**THE REQUEST**:
In the listing that follows, count each line where the word "being" appears; write nothing but the count.

**INFORMATION GIVEN**:
----------------------------------------
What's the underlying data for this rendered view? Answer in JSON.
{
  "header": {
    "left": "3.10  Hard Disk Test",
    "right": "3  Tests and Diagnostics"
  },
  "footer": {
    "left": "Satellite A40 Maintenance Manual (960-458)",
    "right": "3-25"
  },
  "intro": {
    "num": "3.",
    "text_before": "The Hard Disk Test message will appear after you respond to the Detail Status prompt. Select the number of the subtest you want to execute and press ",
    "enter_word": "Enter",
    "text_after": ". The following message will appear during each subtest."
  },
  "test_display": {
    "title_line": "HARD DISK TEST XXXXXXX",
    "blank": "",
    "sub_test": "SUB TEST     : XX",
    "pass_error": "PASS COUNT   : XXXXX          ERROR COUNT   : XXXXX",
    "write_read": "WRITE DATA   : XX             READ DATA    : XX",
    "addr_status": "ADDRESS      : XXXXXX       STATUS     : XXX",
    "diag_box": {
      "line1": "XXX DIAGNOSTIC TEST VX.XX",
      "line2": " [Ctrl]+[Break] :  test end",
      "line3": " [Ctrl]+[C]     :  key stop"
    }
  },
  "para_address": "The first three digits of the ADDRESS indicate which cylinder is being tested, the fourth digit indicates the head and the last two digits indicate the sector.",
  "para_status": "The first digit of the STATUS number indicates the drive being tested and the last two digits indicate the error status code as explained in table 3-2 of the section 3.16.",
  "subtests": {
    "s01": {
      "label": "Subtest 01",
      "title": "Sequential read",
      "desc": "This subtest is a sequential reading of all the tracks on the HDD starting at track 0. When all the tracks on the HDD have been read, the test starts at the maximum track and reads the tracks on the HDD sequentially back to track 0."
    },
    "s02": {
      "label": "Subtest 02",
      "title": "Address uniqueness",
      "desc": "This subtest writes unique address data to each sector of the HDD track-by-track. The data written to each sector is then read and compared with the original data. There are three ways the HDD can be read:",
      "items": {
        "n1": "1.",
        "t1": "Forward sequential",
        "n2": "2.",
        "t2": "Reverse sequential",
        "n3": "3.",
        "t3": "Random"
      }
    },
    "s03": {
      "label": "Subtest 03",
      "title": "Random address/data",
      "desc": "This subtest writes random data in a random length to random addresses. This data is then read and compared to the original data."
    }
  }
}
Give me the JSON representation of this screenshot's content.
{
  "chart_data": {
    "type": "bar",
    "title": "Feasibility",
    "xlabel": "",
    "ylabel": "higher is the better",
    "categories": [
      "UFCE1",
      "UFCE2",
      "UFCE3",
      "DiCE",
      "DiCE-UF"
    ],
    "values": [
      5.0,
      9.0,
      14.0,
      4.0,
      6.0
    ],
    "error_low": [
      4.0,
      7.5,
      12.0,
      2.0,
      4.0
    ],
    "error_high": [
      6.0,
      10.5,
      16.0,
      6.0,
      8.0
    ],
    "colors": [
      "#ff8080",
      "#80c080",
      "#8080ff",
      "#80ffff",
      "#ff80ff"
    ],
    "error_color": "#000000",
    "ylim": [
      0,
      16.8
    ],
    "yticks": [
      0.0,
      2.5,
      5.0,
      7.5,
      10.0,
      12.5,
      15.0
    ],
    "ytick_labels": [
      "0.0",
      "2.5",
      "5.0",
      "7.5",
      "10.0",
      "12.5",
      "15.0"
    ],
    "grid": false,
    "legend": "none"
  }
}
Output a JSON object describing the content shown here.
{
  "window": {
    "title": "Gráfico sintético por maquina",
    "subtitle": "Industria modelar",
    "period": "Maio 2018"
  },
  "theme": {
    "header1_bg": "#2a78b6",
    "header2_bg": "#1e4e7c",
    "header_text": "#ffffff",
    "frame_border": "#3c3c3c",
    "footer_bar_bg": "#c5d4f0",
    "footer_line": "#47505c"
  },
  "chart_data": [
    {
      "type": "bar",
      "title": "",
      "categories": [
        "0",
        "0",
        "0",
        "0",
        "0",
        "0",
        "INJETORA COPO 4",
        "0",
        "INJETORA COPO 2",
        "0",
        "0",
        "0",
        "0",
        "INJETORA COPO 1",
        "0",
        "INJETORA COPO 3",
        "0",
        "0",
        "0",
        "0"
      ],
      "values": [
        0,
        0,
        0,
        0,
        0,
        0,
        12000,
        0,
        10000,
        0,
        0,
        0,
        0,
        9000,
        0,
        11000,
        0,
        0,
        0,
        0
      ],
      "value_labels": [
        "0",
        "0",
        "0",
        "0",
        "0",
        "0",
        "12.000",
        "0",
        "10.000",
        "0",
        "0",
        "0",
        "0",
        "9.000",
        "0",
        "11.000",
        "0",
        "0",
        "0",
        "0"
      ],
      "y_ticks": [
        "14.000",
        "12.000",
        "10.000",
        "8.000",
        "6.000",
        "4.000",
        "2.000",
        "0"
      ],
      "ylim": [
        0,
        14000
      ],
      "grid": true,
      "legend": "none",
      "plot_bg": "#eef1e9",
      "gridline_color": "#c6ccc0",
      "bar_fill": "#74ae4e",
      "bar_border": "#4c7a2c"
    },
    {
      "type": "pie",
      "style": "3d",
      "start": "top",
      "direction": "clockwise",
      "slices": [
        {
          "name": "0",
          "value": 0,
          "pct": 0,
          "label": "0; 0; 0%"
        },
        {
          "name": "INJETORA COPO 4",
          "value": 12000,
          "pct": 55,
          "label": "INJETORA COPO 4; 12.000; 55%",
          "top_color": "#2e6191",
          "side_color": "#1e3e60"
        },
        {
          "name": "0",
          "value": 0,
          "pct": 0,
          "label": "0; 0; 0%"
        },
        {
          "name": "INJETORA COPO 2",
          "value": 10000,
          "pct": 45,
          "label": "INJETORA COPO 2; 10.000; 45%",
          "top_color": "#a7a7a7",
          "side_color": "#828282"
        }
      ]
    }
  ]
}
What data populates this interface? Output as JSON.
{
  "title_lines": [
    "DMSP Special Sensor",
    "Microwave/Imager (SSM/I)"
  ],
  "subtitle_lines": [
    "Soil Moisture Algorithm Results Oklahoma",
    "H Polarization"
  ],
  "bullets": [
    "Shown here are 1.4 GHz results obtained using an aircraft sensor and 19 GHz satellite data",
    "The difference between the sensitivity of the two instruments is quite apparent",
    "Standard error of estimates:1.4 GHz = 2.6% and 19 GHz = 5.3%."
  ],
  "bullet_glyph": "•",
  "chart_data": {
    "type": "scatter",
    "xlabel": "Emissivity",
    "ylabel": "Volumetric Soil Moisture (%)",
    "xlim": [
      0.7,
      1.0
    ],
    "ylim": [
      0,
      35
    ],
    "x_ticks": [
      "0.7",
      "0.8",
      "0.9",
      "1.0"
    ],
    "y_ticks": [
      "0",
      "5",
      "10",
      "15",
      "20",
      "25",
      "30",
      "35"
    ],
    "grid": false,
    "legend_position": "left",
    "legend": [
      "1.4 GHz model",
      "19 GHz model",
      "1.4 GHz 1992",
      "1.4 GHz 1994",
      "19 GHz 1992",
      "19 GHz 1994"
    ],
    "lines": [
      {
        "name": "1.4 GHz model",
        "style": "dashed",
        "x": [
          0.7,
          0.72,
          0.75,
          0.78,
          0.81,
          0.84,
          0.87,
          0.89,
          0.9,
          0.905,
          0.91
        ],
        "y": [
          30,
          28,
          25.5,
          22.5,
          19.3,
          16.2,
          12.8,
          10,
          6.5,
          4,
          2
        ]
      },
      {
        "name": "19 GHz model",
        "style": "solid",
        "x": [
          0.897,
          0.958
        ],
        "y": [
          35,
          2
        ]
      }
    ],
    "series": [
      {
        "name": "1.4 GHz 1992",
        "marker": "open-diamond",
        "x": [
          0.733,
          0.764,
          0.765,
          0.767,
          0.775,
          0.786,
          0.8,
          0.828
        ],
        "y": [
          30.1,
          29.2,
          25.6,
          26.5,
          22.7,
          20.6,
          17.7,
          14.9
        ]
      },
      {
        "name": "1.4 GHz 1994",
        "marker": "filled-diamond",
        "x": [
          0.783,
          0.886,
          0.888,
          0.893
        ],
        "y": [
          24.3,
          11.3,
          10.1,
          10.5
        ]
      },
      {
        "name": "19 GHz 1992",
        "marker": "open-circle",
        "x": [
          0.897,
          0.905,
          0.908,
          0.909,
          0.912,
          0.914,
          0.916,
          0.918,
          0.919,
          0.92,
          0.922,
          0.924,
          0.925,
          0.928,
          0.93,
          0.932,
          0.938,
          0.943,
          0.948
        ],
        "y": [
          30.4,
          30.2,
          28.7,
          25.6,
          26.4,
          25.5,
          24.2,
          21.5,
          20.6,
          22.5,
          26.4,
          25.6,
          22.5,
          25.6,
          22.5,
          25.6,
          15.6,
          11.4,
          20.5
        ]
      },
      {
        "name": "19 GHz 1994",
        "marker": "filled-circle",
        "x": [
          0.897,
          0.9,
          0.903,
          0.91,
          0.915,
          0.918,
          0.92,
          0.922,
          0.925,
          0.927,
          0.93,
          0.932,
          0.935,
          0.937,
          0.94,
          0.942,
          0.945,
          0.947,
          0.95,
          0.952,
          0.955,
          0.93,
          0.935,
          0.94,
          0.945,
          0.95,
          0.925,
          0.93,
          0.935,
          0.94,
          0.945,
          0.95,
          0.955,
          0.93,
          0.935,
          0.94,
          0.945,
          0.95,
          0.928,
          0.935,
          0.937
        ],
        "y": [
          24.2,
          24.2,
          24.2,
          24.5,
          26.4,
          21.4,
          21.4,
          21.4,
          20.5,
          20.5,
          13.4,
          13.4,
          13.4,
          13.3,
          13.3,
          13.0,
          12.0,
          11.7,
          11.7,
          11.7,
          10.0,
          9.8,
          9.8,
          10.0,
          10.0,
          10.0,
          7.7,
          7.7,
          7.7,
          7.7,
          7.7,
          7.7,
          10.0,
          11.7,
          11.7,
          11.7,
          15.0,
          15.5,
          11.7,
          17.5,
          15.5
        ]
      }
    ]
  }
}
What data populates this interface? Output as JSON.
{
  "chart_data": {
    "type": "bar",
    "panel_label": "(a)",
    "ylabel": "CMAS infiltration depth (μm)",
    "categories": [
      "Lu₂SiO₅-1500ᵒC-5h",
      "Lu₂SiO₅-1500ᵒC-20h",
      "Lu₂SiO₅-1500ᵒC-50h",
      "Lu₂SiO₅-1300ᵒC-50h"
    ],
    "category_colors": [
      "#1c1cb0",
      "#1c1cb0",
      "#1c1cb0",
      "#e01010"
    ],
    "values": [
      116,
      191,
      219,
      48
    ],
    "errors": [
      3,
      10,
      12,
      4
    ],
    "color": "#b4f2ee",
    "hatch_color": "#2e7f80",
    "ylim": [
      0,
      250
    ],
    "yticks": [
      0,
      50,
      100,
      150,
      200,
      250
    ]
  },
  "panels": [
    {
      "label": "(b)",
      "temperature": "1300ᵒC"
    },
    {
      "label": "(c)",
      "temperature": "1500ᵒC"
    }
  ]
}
----------------------------------------
**ANSWER TO THIS PROBLEM**:
2